Read through the data and report every line in which the word "number" occurs.

(Collected data entries)
━━━

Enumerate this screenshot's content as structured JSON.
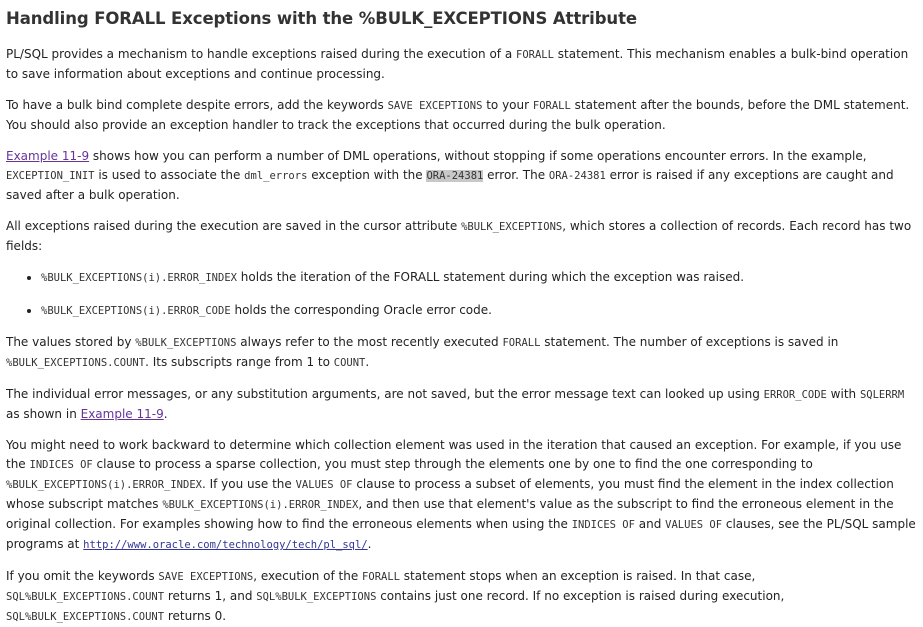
{
  "heading": "Handling FORALL Exceptions with the %BULK_EXCEPTIONS Attribute",
  "p1": {
    "t1": "PL/SQL provides a mechanism to handle exceptions raised during the execution of a ",
    "c1": "FORALL",
    "t2": " statement. This mechanism enables a bulk-bind operation to save information about exceptions and continue processing."
  },
  "p2": {
    "t1": "To have a bulk bind complete despite errors, add the keywords ",
    "c1": "SAVE EXCEPTIONS",
    "t2": " to your ",
    "c2": "FORALL",
    "t3": " statement after the bounds, before the DML statement. You should also provide an exception handler to track the exceptions that occurred during the bulk operation."
  },
  "p3": {
    "link": "Example 11-9",
    "t1": " shows how you can perform a number of DML operations, without stopping if some operations encounter errors. In the example, ",
    "c1": "EXCEPTION_INIT",
    "t2": " is used to associate the ",
    "c2": "dml_errors",
    "t3": " exception with the ",
    "c3": "ORA-24381",
    "t4": " error. The ",
    "c4": "ORA-24381",
    "t5": " error is raised if any exceptions are caught and saved after a bulk operation."
  },
  "p4": {
    "t1": "All exceptions raised during the execution are saved in the cursor attribute ",
    "c1": "%BULK_EXCEPTIONS",
    "t2": ", which stores a collection of records. Each record has two fields:"
  },
  "bullets": [
    {
      "c": "%BULK_EXCEPTIONS(i).ERROR_INDEX",
      "t": " holds the iteration of the FORALL statement during which the exception was raised."
    },
    {
      "c": "%BULK_EXCEPTIONS(i).ERROR_CODE",
      "t": " holds the corresponding Oracle error code."
    }
  ],
  "p5": {
    "t1": "The values stored by ",
    "c1": "%BULK_EXCEPTIONS",
    "t2": " always refer to the most recently executed ",
    "c2": "FORALL",
    "t3": " statement. The number of exceptions is saved in ",
    "c3": "%BULK_EXCEPTIONS.COUNT",
    "t4": ". Its subscripts range from 1 to ",
    "c4": "COUNT",
    "t5": "."
  },
  "p6": {
    "t1": "The individual error messages, or any substitution arguments, are not saved, but the error message text can looked up using ",
    "c1": "ERROR_CODE",
    "t2": " with ",
    "c2": "SQLERRM",
    "t3": " as shown in ",
    "link": "Example 11-9",
    "t4": "."
  },
  "p7": {
    "t1": "You might need to work backward to determine which collection element was used in the iteration that caused an exception. For example, if you use the ",
    "c1": "INDICES OF",
    "t2": " clause to process a sparse collection, you must step through the elements one by one to find the one corresponding to ",
    "c2": "%BULK_EXCEPTIONS(i).ERROR_INDEX",
    "t3": ". If you use the ",
    "c3": "VALUES OF",
    "t4": " clause to process a subset of elements, you must find the element in the index collection whose subscript matches ",
    "c4": "%BULK_EXCEPTIONS(i).ERROR_INDEX",
    "t5": ", and then use that element's value as the subscript to find the erroneous element in the original collection. For examples showing how to find the erroneous elements when using the ",
    "c5": "INDICES OF",
    "t6": " and ",
    "c6": "VALUES OF",
    "t7": " clauses, see the PL/SQL sample programs at ",
    "url": "http://www.oracle.com/technology/tech/pl_sql/",
    "t8": "."
  },
  "p8": {
    "t1": "If you omit the keywords ",
    "c1": "SAVE EXCEPTIONS",
    "t2": ", execution of the ",
    "c2": "FORALL",
    "t3": " statement stops when an exception is raised. In that case, ",
    "c3": "SQL%BULK_EXCEPTIONS.COUNT",
    "t4": " returns 1, and ",
    "c4": "SQL%BULK_EXCEPTIONS",
    "t5": " contains just one record. If no exception is raised during execution, ",
    "c5": "SQL%BULK_EXCEPTIONS.COUNT",
    "t6": " returns 0."
  }
}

━━━

RESULT
    "t1": " shows how you can perform a number of DML operations, without stopping if some operations encounter errors. In the example, ",
    "t3": " statement. The number of exceptions is saved in ",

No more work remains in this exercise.